## Work to complete
Read the listing below and copy out every line that holds "Выявленный".

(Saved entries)
---*---

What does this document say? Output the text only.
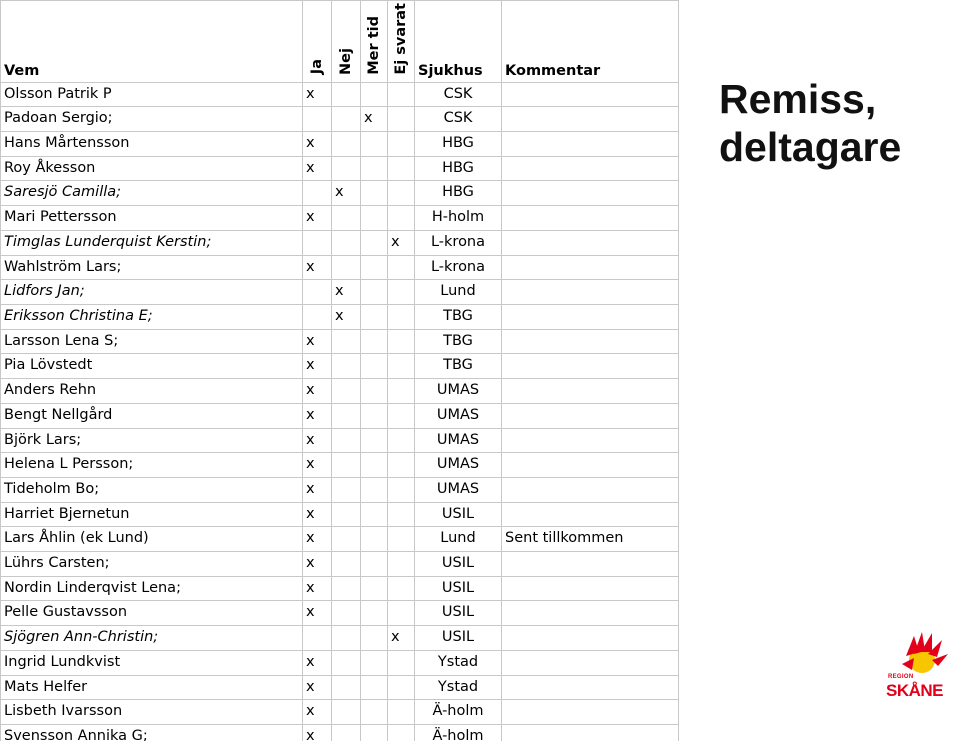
Vem	Ja	Nej	Mer tid	Ej svarat	Sjukhus	Kommentar
Olsson Patrik P	x				CSK	
Padoan Sergio;			x		CSK	
Hans Mårtensson	x				HBG	
Roy Åkesson	x				HBG	
Saresjö Camilla;		x			HBG	
Mari Pettersson	x				H-holm	
Timglas Lunderquist Kerstin;				x	L-krona	
Wahlström Lars;	x				L-krona	
Lidfors Jan;		x			Lund	
Eriksson Christina E;		x			TBG	
Larsson Lena S;	x				TBG	
Pia Lövstedt	x				TBG	
Anders Rehn	x				UMAS	
Bengt Nellgård	x				UMAS	
Björk Lars;	x				UMAS	
Helena L Persson;	x				UMAS	
Tideholm Bo;	x				UMAS	
Harriet Bjernetun	x				USIL	
Lars Åhlin (ek Lund)	x				Lund	Sent tillkommen
Lührs Carsten;	x				USIL	
Nordin Linderqvist Lena;	x				USIL	
Pelle Gustavsson	x				USIL	
Sjögren Ann-Christin;				x	USIL	
Ingrid Lundkvist	x				Ystad	
Mats Helfer	x				Ystad	
Lisbeth Ivarsson	x				Ä-holm	
Svensson Annika G;	x				Ä-holm	
Remiss,
deltagare
REGION
SKÅNE
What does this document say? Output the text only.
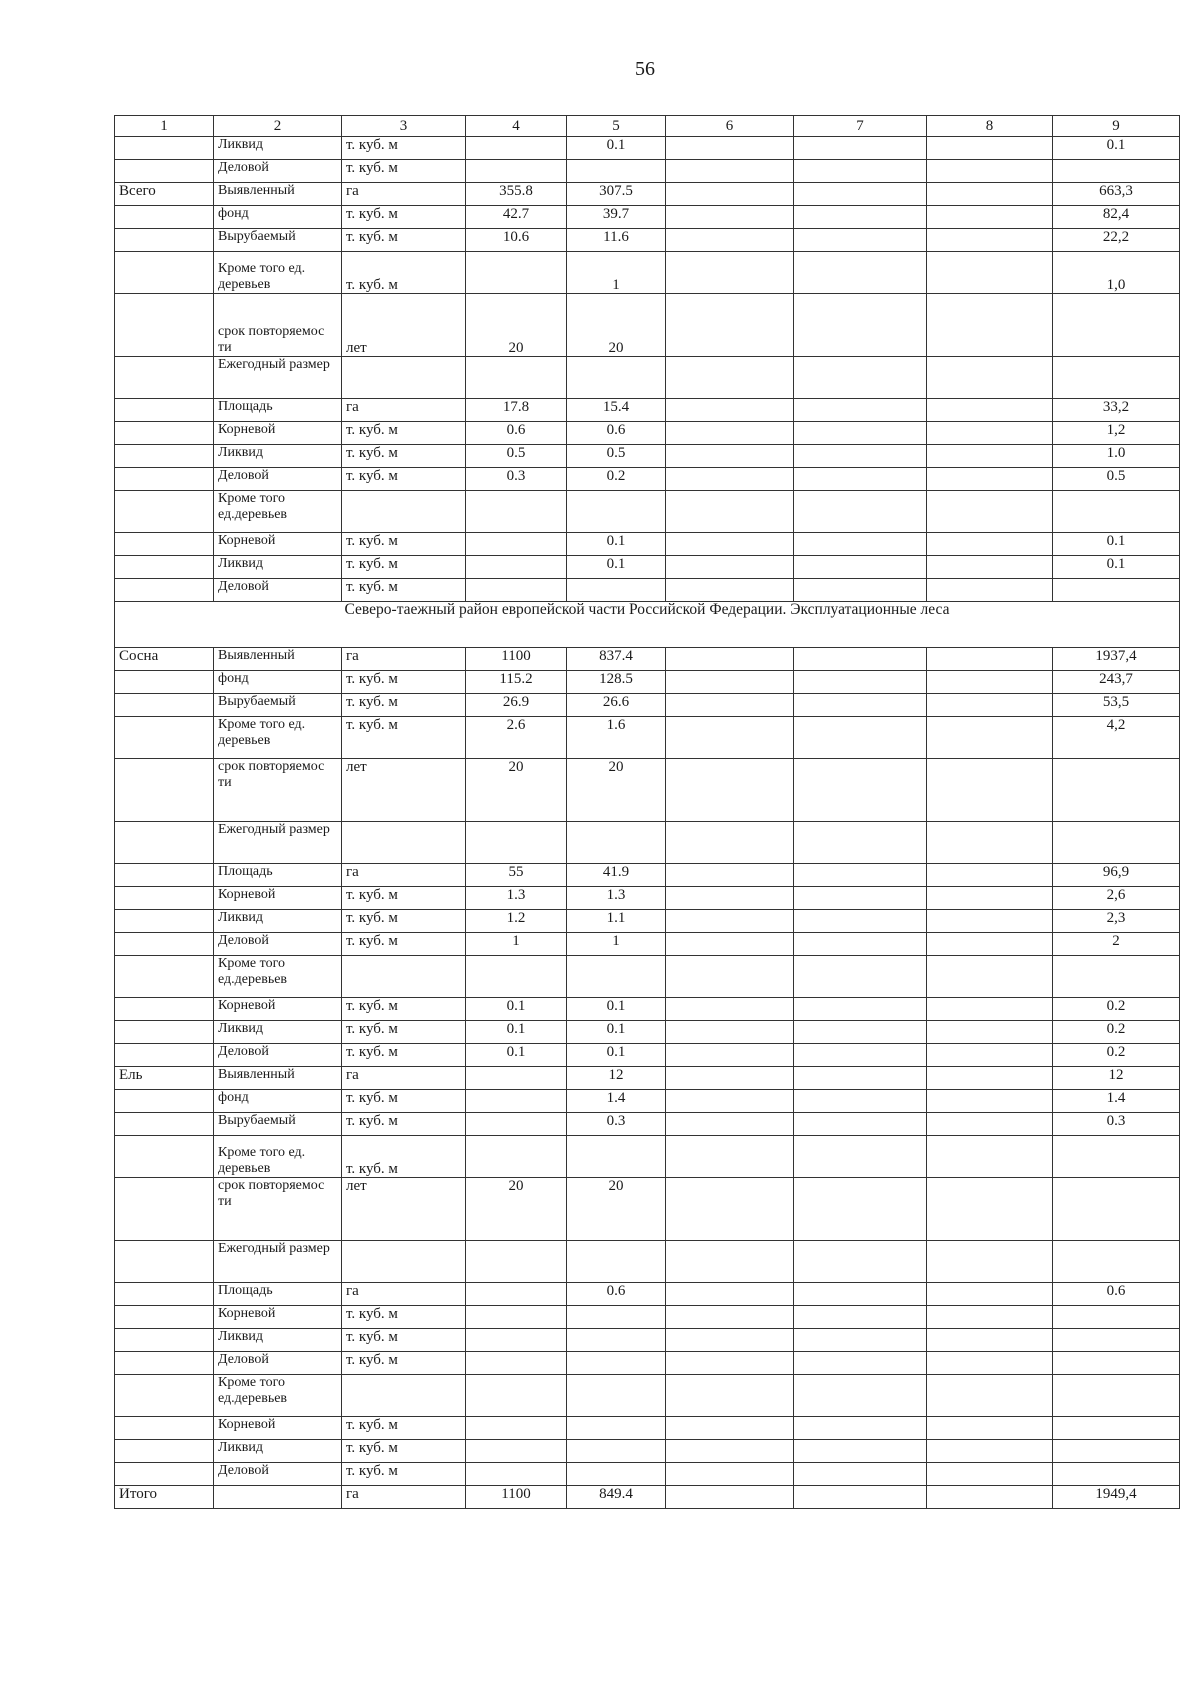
56
1	2	3	4	5	6	7	8	9
	Ликвид	т. куб. м		0.1				0.1
	Деловой	т. куб. м						
Всего	Выявленный	га	355.8	307.5				663,3
	фонд	т. куб. м	42.7	39.7				82,4
	Вырубаемый	т. куб. м	10.6	11.6				22,2
	Кроме того ед. деревьев	т. куб. м		1				1,0
	срок повторяемос ти	лет	20	20				
	Ежегодный размер							
	Площадь	га	17.8	15.4				33,2
	Корневой	т. куб. м	0.6	0.6				1,2
	Ликвид	т. куб. м	0.5	0.5				1.0
	Деловой	т. куб. м	0.3	0.2				0.5
	Кроме того ед.деревьев							
	Корневой	т. куб. м		0.1				0.1
	Ликвид	т. куб. м		0.1				0.1
	Деловой	т. куб. м						
Северо-таежный район европейской части Российской Федерации. Эксплуатационные леса								
Сосна	Выявленный	га	1100	837.4				1937,4
	фонд	т. куб. м	115.2	128.5				243,7
	Вырубаемый	т. куб. м	26.9	26.6				53,5
	Кроме того ед. деревьев	т. куб. м	2.6	1.6				4,2
	срок повторяемос ти	лет	20	20				
	Ежегодный размер							
	Площадь	га	55	41.9				96,9
	Корневой	т. куб. м	1.3	1.3				2,6
	Ликвид	т. куб. м	1.2	1.1				2,3
	Деловой	т. куб. м	1	1				2
	Кроме того ед.деревьев							
	Корневой	т. куб. м	0.1	0.1				0.2
	Ликвид	т. куб. м	0.1	0.1				0.2
	Деловой	т. куб. м	0.1	0.1				0.2
Ель	Выявленный	га		12				12
	фонд	т. куб. м		1.4				1.4
	Вырубаемый	т. куб. м		0.3				0.3
	Кроме того ед. деревьев	т. куб. м						
	срок повторяемос ти	лет	20	20				
	Ежегодный размер							
	Площадь	га		0.6				0.6
	Корневой	т. куб. м						
	Ликвид	т. куб. м						
	Деловой	т. куб. м						
	Кроме того ед.деревьев							
	Корневой	т. куб. м						
	Ликвид	т. куб. м						
	Деловой	т. куб. м						
Итого		га	1100	849.4				1949,4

---*---

## Reply
Всего	Выявленный	га	355.8	307.5				663,3
Сосна	Выявленный	га	1100	837.4				1937,4
Ель	Выявленный	га		12				12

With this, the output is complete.